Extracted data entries
· · · · ·

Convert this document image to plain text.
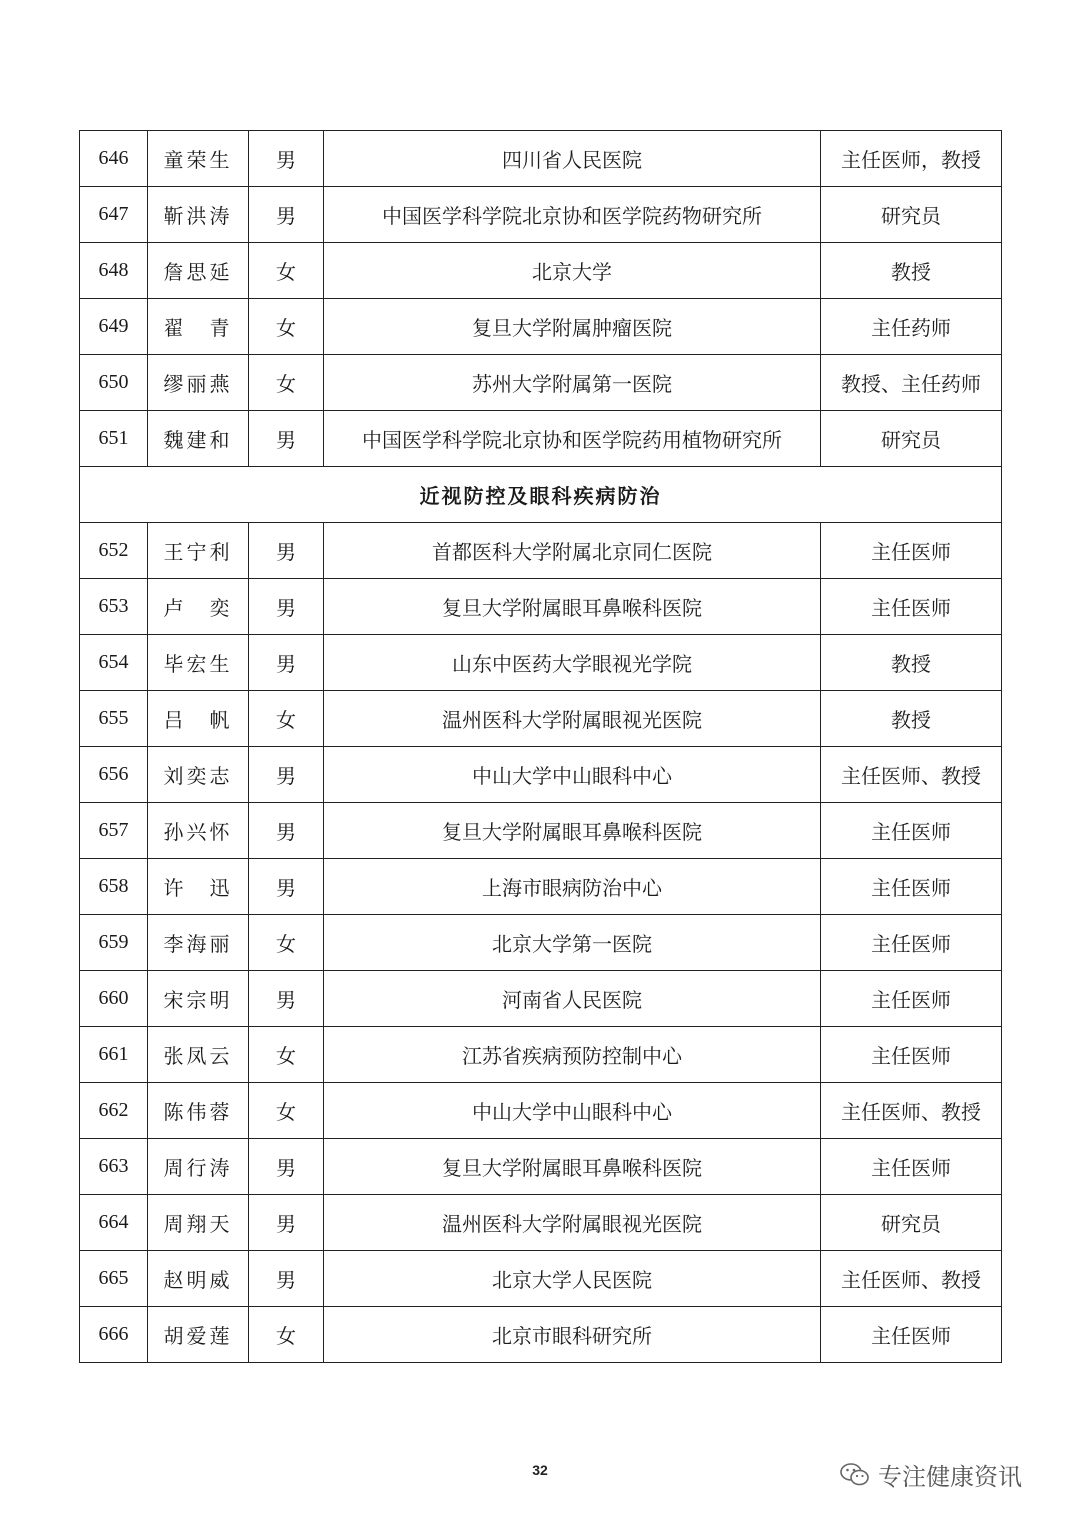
646	童荣生	男	四川省人民医院	主任医师，教授
647	靳洪涛	男	中国医学科学院北京协和医学院药物研究所	研究员
648	詹思延	女	北京大学	教授
649	翟　青	女	复旦大学附属肿瘤医院	主任药师
650	缪丽燕	女	苏州大学附属第一医院	教授、主任药师
651	魏建和	男	中国医学科学院北京协和医学院药用植物研究所	研究员
近视防控及眼科疾病防治				
652	王宁利	男	首都医科大学附属北京同仁医院	主任医师
653	卢　奕	男	复旦大学附属眼耳鼻喉科医院	主任医师
654	毕宏生	男	山东中医药大学眼视光学院	教授
655	吕　帆	女	温州医科大学附属眼视光医院	教授
656	刘奕志	男	中山大学中山眼科中心	主任医师、教授
657	孙兴怀	男	复旦大学附属眼耳鼻喉科医院	主任医师
658	许　迅	男	上海市眼病防治中心	主任医师
659	李海丽	女	北京大学第一医院	主任医师
660	宋宗明	男	河南省人民医院	主任医师
661	张凤云	女	江苏省疾病预防控制中心	主任医师
662	陈伟蓉	女	中山大学中山眼科中心	主任医师、教授
663	周行涛	男	复旦大学附属眼耳鼻喉科医院	主任医师
664	周翔天	男	温州医科大学附属眼视光医院	研究员
665	赵明威	男	北京大学人民医院	主任医师、教授
666	胡爱莲	女	北京市眼科研究所	主任医师
32	专注健康资讯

· · · · ·

**REQUIRED TASK**
All of the lines above should be printed exactly, minus the pictures.

**OUTPUT FOR THIS TASK**
Convert this document image to plain text.
646	童荣生	男	四川省人民医院	主任医师，教授
647	靳洪涛	男	中国医学科学院北京协和医学院药物研究所	研究员
648	詹思延	女	北京大学	教授
649	翟　青	女	复旦大学附属肿瘤医院	主任药师
650	缪丽燕	女	苏州大学附属第一医院	教授、主任药师
651	魏建和	男	中国医学科学院北京协和医学院药用植物研究所	研究员
近视防控及眼科疾病防治				
652	王宁利	男	首都医科大学附属北京同仁医院	主任医师
653	卢　奕	男	复旦大学附属眼耳鼻喉科医院	主任医师
654	毕宏生	男	山东中医药大学眼视光学院	教授
655	吕　帆	女	温州医科大学附属眼视光医院	教授
656	刘奕志	男	中山大学中山眼科中心	主任医师、教授
657	孙兴怀	男	复旦大学附属眼耳鼻喉科医院	主任医师
658	许　迅	男	上海市眼病防治中心	主任医师
659	李海丽	女	北京大学第一医院	主任医师
660	宋宗明	男	河南省人民医院	主任医师
661	张凤云	女	江苏省疾病预防控制中心	主任医师
662	陈伟蓉	女	中山大学中山眼科中心	主任医师、教授
663	周行涛	男	复旦大学附属眼耳鼻喉科医院	主任医师
664	周翔天	男	温州医科大学附属眼视光医院	研究员
665	赵明威	男	北京大学人民医院	主任医师、教授
666	胡爱莲	女	北京市眼科研究所	主任医师
32	专注健康资讯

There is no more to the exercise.